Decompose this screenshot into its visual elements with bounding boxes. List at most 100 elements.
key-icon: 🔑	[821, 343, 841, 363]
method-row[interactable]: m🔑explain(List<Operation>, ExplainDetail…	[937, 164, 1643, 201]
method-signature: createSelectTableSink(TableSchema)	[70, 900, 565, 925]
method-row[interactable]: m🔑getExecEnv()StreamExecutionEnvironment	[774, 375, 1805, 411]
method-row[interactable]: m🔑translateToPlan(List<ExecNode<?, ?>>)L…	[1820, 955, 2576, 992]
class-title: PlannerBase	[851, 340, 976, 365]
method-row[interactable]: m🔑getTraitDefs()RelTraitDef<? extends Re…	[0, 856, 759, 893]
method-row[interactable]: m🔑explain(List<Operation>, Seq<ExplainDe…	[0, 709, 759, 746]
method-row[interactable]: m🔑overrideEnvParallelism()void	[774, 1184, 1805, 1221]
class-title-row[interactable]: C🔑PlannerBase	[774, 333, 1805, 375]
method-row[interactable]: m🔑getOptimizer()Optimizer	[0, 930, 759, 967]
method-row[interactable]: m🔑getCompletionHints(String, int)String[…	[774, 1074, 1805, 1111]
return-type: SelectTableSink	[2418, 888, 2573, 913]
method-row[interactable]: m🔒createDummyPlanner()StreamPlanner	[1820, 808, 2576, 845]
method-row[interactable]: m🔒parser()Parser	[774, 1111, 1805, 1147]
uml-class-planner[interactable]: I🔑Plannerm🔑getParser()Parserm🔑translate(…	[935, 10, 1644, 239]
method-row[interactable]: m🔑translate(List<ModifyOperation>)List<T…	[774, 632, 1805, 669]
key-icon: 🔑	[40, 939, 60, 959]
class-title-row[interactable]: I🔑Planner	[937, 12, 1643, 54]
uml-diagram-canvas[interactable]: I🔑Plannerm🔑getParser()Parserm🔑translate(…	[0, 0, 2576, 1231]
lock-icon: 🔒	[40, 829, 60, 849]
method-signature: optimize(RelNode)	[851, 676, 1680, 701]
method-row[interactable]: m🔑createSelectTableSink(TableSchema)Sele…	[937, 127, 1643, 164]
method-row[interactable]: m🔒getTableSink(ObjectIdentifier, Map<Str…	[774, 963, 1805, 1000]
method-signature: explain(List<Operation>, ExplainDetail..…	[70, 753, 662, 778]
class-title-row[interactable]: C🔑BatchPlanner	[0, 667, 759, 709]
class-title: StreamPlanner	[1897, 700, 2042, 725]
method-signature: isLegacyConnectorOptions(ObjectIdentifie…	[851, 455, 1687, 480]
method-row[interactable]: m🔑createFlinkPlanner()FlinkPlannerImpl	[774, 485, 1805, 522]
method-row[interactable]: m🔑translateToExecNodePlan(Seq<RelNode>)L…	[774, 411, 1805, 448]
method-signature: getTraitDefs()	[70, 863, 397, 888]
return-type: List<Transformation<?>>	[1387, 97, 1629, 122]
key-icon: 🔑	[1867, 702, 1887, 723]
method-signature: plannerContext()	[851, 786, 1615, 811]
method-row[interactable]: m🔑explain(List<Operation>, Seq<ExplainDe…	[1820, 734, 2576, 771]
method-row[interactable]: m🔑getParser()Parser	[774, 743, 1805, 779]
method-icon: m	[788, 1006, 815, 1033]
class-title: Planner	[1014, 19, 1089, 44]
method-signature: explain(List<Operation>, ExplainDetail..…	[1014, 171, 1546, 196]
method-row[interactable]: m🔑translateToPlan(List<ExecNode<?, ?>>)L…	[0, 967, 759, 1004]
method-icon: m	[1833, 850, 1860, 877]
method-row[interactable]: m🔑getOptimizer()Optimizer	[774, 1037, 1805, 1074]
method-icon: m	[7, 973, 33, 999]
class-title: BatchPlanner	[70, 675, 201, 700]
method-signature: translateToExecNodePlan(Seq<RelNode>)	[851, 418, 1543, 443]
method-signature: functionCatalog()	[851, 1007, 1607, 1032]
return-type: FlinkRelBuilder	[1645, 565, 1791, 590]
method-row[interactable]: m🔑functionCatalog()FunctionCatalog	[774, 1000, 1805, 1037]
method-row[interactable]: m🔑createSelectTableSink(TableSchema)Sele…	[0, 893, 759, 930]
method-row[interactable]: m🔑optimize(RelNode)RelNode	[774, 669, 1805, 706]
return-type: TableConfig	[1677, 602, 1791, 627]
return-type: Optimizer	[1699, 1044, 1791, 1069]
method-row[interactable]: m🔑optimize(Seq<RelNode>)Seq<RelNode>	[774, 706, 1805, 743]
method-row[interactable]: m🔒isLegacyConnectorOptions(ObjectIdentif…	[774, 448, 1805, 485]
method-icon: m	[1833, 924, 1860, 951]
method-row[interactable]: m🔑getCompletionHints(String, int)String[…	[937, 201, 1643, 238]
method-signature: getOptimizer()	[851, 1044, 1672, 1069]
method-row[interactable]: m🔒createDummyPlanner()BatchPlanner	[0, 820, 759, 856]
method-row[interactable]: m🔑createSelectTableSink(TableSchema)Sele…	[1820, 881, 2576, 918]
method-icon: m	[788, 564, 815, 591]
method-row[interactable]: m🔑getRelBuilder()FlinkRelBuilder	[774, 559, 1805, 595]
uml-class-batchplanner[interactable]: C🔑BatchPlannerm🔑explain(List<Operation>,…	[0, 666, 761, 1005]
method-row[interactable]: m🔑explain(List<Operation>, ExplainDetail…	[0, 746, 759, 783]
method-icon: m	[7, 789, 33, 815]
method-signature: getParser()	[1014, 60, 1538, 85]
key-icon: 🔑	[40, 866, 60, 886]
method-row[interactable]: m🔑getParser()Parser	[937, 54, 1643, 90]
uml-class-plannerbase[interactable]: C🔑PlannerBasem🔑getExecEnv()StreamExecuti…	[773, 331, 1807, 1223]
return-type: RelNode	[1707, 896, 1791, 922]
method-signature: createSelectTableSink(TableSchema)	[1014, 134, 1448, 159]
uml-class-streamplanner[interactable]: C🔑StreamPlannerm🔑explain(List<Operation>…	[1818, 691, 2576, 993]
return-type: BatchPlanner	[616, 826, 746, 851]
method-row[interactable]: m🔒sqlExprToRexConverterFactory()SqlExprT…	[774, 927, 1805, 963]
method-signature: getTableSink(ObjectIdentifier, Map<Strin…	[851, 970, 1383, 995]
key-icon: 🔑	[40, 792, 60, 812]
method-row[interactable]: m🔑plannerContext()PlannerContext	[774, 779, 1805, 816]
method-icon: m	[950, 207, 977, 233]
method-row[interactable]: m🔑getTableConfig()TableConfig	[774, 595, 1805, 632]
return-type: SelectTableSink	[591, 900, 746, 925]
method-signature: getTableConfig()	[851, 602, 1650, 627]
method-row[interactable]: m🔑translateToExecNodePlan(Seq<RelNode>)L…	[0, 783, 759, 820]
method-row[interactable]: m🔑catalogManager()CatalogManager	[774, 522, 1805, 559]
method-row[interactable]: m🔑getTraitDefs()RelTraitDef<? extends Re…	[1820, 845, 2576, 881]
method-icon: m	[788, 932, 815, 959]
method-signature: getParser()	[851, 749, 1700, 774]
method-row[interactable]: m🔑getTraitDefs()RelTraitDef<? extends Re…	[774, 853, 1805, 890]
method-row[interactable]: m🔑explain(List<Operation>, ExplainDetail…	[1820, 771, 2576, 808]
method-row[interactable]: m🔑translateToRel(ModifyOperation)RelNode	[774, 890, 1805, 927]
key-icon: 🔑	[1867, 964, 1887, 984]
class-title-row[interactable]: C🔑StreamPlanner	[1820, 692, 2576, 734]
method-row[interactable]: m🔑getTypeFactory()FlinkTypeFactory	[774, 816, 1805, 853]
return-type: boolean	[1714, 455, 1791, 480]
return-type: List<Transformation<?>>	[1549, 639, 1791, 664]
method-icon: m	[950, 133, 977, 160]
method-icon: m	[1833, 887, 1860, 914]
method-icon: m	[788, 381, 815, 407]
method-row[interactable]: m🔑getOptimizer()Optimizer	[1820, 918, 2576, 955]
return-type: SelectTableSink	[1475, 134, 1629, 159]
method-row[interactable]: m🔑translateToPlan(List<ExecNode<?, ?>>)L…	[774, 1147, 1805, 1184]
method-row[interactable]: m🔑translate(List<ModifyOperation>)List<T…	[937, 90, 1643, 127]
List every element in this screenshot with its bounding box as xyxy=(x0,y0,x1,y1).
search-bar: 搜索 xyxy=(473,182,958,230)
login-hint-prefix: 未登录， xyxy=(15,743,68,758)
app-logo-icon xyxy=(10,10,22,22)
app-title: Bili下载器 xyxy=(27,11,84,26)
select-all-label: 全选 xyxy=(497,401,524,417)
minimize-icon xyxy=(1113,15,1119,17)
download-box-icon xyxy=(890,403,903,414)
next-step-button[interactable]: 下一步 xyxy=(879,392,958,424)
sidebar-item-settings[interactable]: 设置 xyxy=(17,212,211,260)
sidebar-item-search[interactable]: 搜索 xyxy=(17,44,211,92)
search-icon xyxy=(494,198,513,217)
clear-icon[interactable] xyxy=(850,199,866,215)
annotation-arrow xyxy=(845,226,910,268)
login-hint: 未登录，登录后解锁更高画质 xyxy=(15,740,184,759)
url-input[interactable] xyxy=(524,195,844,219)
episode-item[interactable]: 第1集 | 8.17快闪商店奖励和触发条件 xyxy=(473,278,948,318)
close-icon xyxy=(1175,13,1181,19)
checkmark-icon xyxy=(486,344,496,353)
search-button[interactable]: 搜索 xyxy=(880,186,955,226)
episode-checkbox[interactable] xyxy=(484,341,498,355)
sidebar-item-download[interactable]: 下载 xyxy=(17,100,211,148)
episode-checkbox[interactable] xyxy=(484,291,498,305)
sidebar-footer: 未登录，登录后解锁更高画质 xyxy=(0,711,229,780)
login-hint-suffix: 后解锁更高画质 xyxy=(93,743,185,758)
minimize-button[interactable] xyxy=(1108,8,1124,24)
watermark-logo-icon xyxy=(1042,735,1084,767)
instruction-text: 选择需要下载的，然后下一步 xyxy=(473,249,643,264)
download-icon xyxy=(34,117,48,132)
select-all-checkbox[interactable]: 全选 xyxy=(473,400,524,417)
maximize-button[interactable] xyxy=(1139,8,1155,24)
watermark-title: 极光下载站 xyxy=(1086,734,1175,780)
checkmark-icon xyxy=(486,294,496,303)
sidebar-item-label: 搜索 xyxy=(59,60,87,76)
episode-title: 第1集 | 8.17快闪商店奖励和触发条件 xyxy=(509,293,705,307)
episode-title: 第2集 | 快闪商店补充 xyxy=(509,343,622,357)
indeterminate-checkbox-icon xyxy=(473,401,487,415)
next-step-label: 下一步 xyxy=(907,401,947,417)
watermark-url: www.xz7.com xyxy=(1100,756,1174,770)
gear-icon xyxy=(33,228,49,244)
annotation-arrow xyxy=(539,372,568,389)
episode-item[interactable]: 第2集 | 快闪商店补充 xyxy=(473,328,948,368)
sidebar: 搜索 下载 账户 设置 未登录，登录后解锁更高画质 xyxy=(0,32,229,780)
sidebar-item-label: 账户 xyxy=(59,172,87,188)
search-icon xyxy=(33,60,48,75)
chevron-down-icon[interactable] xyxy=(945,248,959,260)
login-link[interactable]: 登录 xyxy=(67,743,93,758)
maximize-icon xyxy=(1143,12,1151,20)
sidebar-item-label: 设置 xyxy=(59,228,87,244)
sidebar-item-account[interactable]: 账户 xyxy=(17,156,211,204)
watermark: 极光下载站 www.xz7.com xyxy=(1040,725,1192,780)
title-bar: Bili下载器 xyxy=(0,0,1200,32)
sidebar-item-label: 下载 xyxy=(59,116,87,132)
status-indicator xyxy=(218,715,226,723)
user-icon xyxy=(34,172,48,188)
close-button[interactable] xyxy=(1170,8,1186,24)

+ + + +

* REQUIRED TASK: Copy the records from the start up to and including the line with "930, 759, 967]", and swap every "method-row" for "method-entry" while keeping all else the same.

* RESULT OF THIS EXERCISE:
Decompose this screenshot into its visual elements with bounding boxes. List at most 100 elements.
key-icon: 🔑	[821, 343, 841, 363]
method-entry[interactable]: m🔑explain(List<Operation>, ExplainDetail…	[937, 164, 1643, 201]
method-signature: createSelectTableSink(TableSchema)	[70, 900, 565, 925]
method-entry[interactable]: m🔑getExecEnv()StreamExecutionEnvironment	[774, 375, 1805, 411]
method-entry[interactable]: m🔑translateToPlan(List<ExecNode<?, ?>>)L…	[1820, 955, 2576, 992]
class-title: PlannerBase	[851, 340, 976, 365]
method-entry[interactable]: m🔑getTraitDefs()RelTraitDef<? extends Re…	[0, 856, 759, 893]
method-entry[interactable]: m🔑explain(List<Operation>, Seq<ExplainDe…	[0, 709, 759, 746]
method-entry[interactable]: m🔑overrideEnvParallelism()void	[774, 1184, 1805, 1221]
class-title-row[interactable]: C🔑PlannerBase	[774, 333, 1805, 375]
method-entry[interactable]: m🔑getOptimizer()Optimizer	[0, 930, 759, 967]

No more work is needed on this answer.